* Task prompt
Reply with one number: how many lines contain the word "Belizeans".

* Excerpted records
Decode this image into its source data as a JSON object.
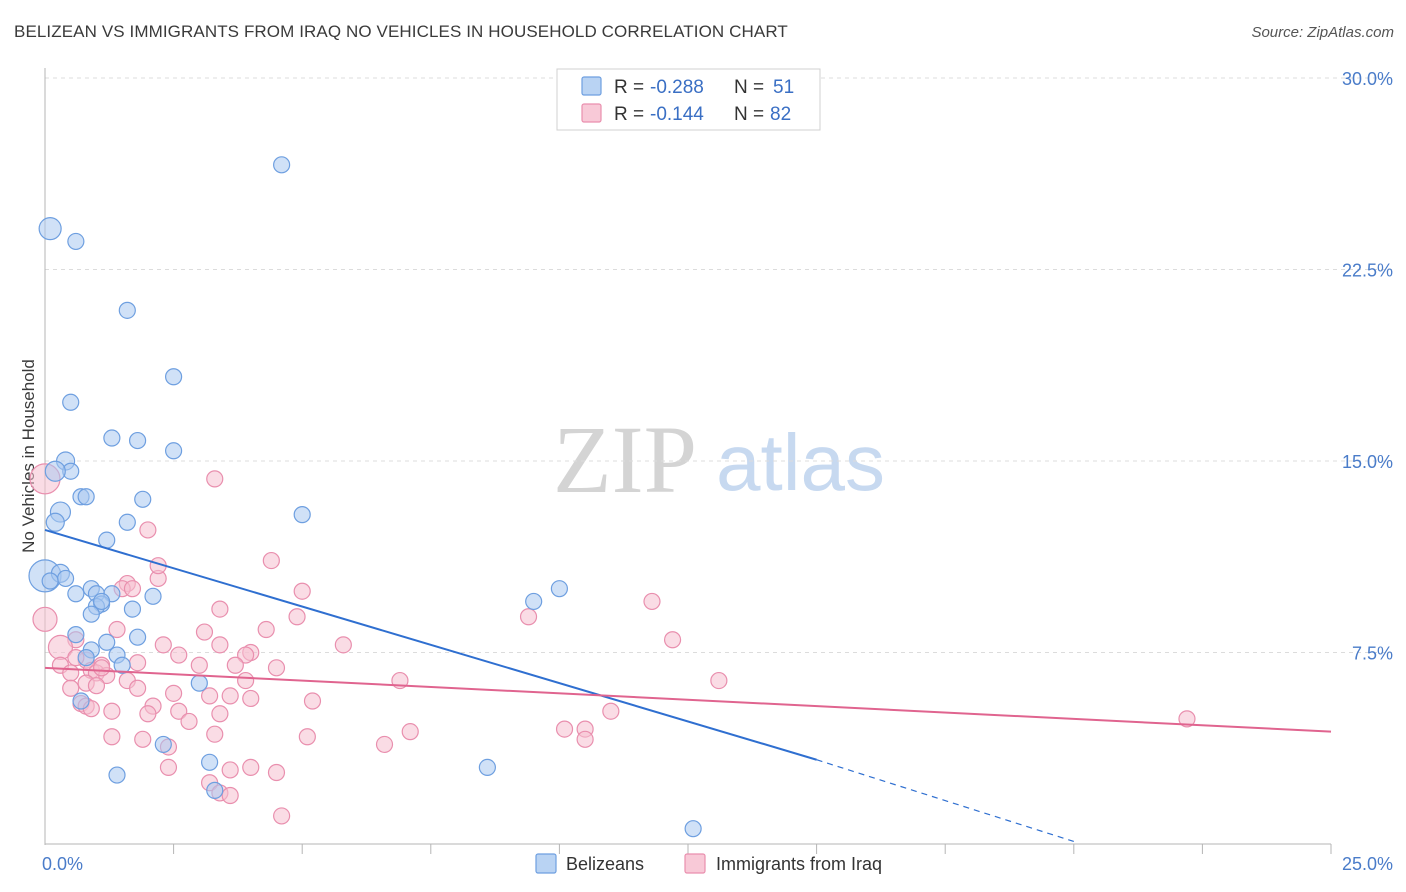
{
  "title": "BELIZEAN VS IMMIGRANTS FROM IRAQ NO VEHICLES IN HOUSEHOLD CORRELATION CHART",
  "source": "Source: ZipAtlas.com",
  "watermark": {
    "zip": "ZIP",
    "atlas": "atlas"
  },
  "colors": {
    "blue_fill": "#a9c8f0",
    "blue_stroke": "#6e9fe0",
    "blue_line": "#2f6fd0",
    "pink_fill": "#f6bfd0",
    "pink_stroke": "#e98fae",
    "pink_line": "#e0648f",
    "grid": "#dcdcdc",
    "axis": "#999999"
  },
  "legend": {
    "row1": {
      "r_label": "R =",
      "r_value": "-0.288",
      "n_label": "N =",
      "n_value": "51"
    },
    "row2": {
      "r_label": "R =",
      "r_value": "-0.144",
      "n_label": "N =",
      "n_value": "82"
    }
  },
  "chart_data": {
    "type": "scatter",
    "title": "BELIZEAN VS IMMIGRANTS FROM IRAQ NO VEHICLES IN HOUSEHOLD CORRELATION CHART",
    "xlabel": "",
    "ylabel": "No Vehicles in Household",
    "xlim": [
      0,
      25
    ],
    "ylim": [
      0,
      30
    ],
    "x_tick_labels": [
      "0.0%",
      "25.0%"
    ],
    "y_tick_values": [
      7.5,
      15.0,
      22.5,
      30.0
    ],
    "y_tick_labels": [
      "7.5%",
      "15.0%",
      "22.5%",
      "30.0%"
    ],
    "grid": true,
    "legend_position": "top-center",
    "series": [
      {
        "name": "Belizeans",
        "r": -0.288,
        "n": 51,
        "trend": {
          "x0": 0,
          "y0": 12.3,
          "x1": 15,
          "y1": 3.3,
          "dash_to_x": 20,
          "dash_to_y": 0.1
        },
        "points": [
          [
            0.0,
            10.5,
            16
          ],
          [
            0.1,
            24.1,
            11
          ],
          [
            0.6,
            23.6,
            8
          ],
          [
            4.6,
            26.6,
            8
          ],
          [
            1.6,
            20.9,
            8
          ],
          [
            2.5,
            18.3,
            8
          ],
          [
            0.5,
            17.3,
            8
          ],
          [
            1.3,
            15.9,
            8
          ],
          [
            1.8,
            15.8,
            8
          ],
          [
            2.5,
            15.4,
            8
          ],
          [
            0.4,
            15.0,
            9
          ],
          [
            0.5,
            14.6,
            8
          ],
          [
            0.2,
            14.6,
            10
          ],
          [
            0.7,
            13.6,
            8
          ],
          [
            0.8,
            13.6,
            8
          ],
          [
            1.9,
            13.5,
            8
          ],
          [
            0.3,
            13.0,
            10
          ],
          [
            0.2,
            12.6,
            9
          ],
          [
            1.6,
            12.6,
            8
          ],
          [
            5.0,
            12.9,
            8
          ],
          [
            1.2,
            11.9,
            8
          ],
          [
            0.3,
            10.6,
            9
          ],
          [
            0.4,
            10.4,
            8
          ],
          [
            0.9,
            10.0,
            8
          ],
          [
            1.0,
            9.8,
            8
          ],
          [
            1.3,
            9.8,
            8
          ],
          [
            0.6,
            9.8,
            8
          ],
          [
            2.1,
            9.7,
            8
          ],
          [
            1.1,
            9.4,
            8
          ],
          [
            1.0,
            9.3,
            8
          ],
          [
            1.7,
            9.2,
            8
          ],
          [
            0.9,
            9.0,
            8
          ],
          [
            9.5,
            9.5,
            8
          ],
          [
            10.0,
            10.0,
            8
          ],
          [
            0.6,
            8.2,
            8
          ],
          [
            1.8,
            8.1,
            8
          ],
          [
            1.2,
            7.9,
            8
          ],
          [
            0.9,
            7.6,
            8
          ],
          [
            1.4,
            7.4,
            8
          ],
          [
            0.8,
            7.3,
            8
          ],
          [
            1.5,
            7.0,
            8
          ],
          [
            3.0,
            6.3,
            8
          ],
          [
            0.7,
            5.6,
            8
          ],
          [
            2.3,
            3.9,
            8
          ],
          [
            1.4,
            2.7,
            8
          ],
          [
            3.2,
            3.2,
            8
          ],
          [
            3.3,
            2.1,
            8
          ],
          [
            8.6,
            3.0,
            8
          ],
          [
            12.6,
            0.6,
            8
          ],
          [
            0.1,
            10.3,
            8
          ],
          [
            1.1,
            9.5,
            8
          ]
        ]
      },
      {
        "name": "Immigrants from Iraq",
        "r": -0.144,
        "n": 82,
        "trend": {
          "x0": 0,
          "y0": 6.9,
          "x1": 25,
          "y1": 4.4
        },
        "points": [
          [
            0.0,
            14.3,
            15
          ],
          [
            0.0,
            8.8,
            12
          ],
          [
            3.3,
            14.3,
            8
          ],
          [
            2.0,
            12.3,
            8
          ],
          [
            4.4,
            11.1,
            8
          ],
          [
            2.2,
            10.4,
            8
          ],
          [
            1.6,
            10.2,
            8
          ],
          [
            1.5,
            10.0,
            8
          ],
          [
            2.2,
            10.9,
            8
          ],
          [
            5.0,
            9.9,
            8
          ],
          [
            3.4,
            9.2,
            8
          ],
          [
            4.9,
            8.9,
            8
          ],
          [
            1.4,
            8.4,
            8
          ],
          [
            3.1,
            8.3,
            8
          ],
          [
            4.3,
            8.4,
            8
          ],
          [
            0.6,
            8.0,
            8
          ],
          [
            5.8,
            7.8,
            8
          ],
          [
            0.3,
            7.7,
            12
          ],
          [
            2.3,
            7.8,
            8
          ],
          [
            3.4,
            7.8,
            8
          ],
          [
            4.0,
            7.5,
            8
          ],
          [
            3.9,
            7.4,
            8
          ],
          [
            2.6,
            7.4,
            8
          ],
          [
            0.8,
            7.2,
            8
          ],
          [
            1.8,
            7.1,
            8
          ],
          [
            0.3,
            7.0,
            8
          ],
          [
            1.1,
            7.0,
            8
          ],
          [
            3.0,
            7.0,
            8
          ],
          [
            3.7,
            7.0,
            8
          ],
          [
            4.5,
            6.9,
            8
          ],
          [
            0.9,
            6.8,
            8
          ],
          [
            1.0,
            6.7,
            8
          ],
          [
            0.5,
            6.7,
            8
          ],
          [
            1.2,
            6.6,
            8
          ],
          [
            1.6,
            6.4,
            8
          ],
          [
            3.9,
            6.4,
            8
          ],
          [
            0.8,
            6.3,
            8
          ],
          [
            1.0,
            6.2,
            8
          ],
          [
            0.5,
            6.1,
            8
          ],
          [
            1.8,
            6.1,
            8
          ],
          [
            2.5,
            5.9,
            8
          ],
          [
            3.2,
            5.8,
            8
          ],
          [
            3.6,
            5.8,
            8
          ],
          [
            4.0,
            5.7,
            8
          ],
          [
            5.2,
            5.6,
            8
          ],
          [
            0.7,
            5.5,
            8
          ],
          [
            0.8,
            5.4,
            8
          ],
          [
            2.1,
            5.4,
            8
          ],
          [
            2.6,
            5.2,
            8
          ],
          [
            1.3,
            5.2,
            8
          ],
          [
            2.0,
            5.1,
            8
          ],
          [
            2.8,
            4.8,
            8
          ],
          [
            3.4,
            5.1,
            8
          ],
          [
            0.9,
            5.3,
            8
          ],
          [
            1.3,
            4.2,
            8
          ],
          [
            1.9,
            4.1,
            8
          ],
          [
            2.4,
            3.8,
            8
          ],
          [
            3.3,
            4.3,
            8
          ],
          [
            5.1,
            4.2,
            8
          ],
          [
            6.6,
            3.9,
            8
          ],
          [
            7.1,
            4.4,
            8
          ],
          [
            2.4,
            3.0,
            8
          ],
          [
            3.6,
            2.9,
            8
          ],
          [
            4.0,
            3.0,
            8
          ],
          [
            4.5,
            2.8,
            8
          ],
          [
            3.2,
            2.4,
            8
          ],
          [
            3.4,
            2.0,
            8
          ],
          [
            3.6,
            1.9,
            8
          ],
          [
            4.6,
            1.1,
            8
          ],
          [
            6.9,
            6.4,
            8
          ],
          [
            9.4,
            8.9,
            8
          ],
          [
            11.8,
            9.5,
            8
          ],
          [
            12.2,
            8.0,
            8
          ],
          [
            13.1,
            6.4,
            8
          ],
          [
            11.0,
            5.2,
            8
          ],
          [
            10.1,
            4.5,
            8
          ],
          [
            10.5,
            4.5,
            8
          ],
          [
            10.5,
            4.1,
            8
          ],
          [
            22.2,
            4.9,
            8
          ],
          [
            1.7,
            10.0,
            8
          ],
          [
            0.6,
            7.3,
            8
          ],
          [
            1.1,
            6.9,
            8
          ]
        ]
      }
    ]
  },
  "bottom_legend": {
    "blue_label": "Belizeans",
    "pink_label": "Immigrants from Iraq"
  }
}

* Output below
2